◆ Rows

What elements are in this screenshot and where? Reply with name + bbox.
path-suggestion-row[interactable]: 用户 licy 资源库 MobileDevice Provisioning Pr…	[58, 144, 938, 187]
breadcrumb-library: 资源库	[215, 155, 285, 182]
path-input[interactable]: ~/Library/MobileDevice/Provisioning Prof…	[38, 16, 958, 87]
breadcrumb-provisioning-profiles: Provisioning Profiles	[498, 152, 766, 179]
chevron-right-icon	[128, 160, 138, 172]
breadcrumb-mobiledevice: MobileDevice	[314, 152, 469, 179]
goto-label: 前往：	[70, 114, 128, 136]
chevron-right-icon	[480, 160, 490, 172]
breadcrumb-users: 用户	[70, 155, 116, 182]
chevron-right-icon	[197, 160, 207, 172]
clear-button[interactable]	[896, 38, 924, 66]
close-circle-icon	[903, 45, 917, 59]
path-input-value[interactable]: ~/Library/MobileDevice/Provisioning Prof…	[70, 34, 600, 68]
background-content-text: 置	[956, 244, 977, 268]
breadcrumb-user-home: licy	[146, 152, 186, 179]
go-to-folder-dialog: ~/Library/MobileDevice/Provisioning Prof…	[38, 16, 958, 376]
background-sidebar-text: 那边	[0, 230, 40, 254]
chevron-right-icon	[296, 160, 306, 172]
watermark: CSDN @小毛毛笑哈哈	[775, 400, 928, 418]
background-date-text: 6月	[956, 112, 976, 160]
* * *
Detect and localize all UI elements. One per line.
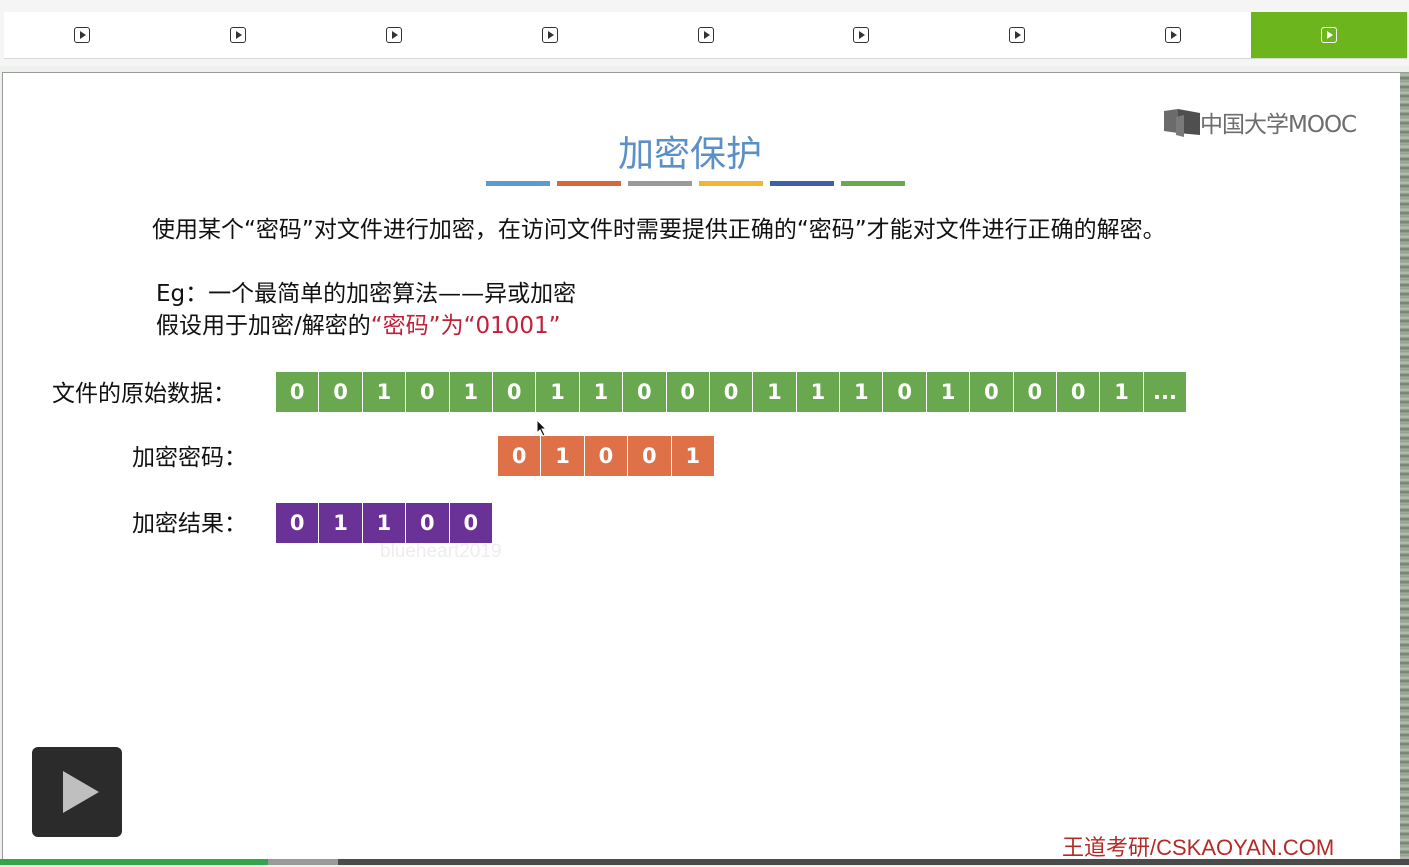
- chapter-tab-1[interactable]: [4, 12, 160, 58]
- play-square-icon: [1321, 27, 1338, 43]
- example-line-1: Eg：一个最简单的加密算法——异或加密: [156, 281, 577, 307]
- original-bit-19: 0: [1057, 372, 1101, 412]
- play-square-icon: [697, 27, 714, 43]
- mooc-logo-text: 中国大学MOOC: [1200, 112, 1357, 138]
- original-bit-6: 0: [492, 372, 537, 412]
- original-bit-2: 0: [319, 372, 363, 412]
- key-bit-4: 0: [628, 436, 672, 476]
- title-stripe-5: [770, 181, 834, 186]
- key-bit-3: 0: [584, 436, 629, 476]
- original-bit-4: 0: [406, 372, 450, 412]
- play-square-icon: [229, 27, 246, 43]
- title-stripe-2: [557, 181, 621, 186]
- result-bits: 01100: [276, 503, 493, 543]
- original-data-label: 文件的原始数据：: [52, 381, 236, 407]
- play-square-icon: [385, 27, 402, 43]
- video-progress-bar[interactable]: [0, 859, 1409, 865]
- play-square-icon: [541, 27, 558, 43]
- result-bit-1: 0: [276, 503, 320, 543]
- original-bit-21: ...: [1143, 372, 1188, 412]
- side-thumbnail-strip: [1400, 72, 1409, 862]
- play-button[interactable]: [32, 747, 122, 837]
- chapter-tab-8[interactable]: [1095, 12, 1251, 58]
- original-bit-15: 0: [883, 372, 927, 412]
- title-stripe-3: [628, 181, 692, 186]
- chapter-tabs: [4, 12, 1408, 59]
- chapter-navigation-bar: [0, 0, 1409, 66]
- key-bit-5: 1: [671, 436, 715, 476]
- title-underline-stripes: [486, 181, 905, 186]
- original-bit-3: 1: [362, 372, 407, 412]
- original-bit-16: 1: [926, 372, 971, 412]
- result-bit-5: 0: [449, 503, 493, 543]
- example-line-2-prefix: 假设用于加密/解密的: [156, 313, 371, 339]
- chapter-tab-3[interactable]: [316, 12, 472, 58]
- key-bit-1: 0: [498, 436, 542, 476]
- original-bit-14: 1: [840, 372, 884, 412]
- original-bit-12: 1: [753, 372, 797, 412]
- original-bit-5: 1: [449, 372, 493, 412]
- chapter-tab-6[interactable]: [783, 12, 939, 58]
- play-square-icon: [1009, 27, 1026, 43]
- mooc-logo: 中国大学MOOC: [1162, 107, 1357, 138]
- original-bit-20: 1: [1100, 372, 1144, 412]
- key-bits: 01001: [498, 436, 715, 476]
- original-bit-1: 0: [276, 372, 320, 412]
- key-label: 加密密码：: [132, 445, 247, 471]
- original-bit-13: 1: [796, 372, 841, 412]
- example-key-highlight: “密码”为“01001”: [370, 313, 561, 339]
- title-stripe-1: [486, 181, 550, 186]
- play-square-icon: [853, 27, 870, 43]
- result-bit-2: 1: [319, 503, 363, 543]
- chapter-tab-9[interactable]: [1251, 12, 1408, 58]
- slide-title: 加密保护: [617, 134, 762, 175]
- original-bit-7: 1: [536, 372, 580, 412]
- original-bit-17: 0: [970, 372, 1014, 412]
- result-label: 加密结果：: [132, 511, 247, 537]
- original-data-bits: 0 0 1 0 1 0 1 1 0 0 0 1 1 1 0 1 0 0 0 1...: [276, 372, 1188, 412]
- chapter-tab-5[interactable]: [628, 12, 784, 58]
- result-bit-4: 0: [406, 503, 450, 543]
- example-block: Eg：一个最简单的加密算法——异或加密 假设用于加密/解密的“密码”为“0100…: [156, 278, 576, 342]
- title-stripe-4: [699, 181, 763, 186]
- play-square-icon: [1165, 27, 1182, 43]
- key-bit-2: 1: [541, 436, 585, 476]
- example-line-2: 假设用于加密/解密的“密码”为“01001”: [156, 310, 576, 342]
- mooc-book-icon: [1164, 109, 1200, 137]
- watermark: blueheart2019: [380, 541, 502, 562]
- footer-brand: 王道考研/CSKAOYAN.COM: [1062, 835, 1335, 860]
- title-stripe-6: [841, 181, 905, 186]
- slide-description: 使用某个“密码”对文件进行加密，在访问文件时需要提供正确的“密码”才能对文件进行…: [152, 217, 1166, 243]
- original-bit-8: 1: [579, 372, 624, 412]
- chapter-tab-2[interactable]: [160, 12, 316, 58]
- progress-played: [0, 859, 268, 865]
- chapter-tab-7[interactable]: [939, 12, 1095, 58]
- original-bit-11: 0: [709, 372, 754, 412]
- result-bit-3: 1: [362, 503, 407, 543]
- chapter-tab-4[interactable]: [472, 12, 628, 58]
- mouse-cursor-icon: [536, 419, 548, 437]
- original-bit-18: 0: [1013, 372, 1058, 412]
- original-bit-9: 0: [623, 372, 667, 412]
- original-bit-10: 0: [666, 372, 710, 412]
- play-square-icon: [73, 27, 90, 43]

◆ Exercise details
Tally the lines in the records above that contain the string "button", and give only that number.

◆ Solution to this problem
2